- _Aim_:
State how many lines of the records contain the string "alleen". Give the number alone.

— START Listing —

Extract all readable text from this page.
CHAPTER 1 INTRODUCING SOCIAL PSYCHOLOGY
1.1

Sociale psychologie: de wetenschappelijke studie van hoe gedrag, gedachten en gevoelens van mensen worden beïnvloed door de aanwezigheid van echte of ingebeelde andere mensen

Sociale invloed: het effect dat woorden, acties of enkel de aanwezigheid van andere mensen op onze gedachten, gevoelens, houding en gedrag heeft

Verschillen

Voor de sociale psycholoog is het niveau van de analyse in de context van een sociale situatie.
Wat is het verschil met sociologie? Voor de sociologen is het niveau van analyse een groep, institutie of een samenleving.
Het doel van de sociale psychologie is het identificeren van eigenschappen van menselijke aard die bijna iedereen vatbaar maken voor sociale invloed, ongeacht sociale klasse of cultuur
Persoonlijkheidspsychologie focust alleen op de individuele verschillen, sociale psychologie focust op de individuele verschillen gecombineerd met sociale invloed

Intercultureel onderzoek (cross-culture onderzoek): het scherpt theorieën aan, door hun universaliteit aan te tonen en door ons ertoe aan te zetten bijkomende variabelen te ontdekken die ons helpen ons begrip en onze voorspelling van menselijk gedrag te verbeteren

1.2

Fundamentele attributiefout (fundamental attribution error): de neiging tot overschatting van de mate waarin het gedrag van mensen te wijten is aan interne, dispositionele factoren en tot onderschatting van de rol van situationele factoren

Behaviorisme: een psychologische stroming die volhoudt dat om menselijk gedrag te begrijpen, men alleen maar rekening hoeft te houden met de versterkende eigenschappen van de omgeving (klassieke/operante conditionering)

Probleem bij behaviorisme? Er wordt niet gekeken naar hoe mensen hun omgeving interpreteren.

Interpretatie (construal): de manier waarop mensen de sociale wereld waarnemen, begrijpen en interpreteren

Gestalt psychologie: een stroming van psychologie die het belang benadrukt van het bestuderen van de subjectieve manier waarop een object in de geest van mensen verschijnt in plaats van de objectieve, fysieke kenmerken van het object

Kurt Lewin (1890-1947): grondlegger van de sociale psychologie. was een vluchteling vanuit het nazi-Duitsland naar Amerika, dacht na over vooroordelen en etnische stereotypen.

— END Listing —

- _Reply_:
2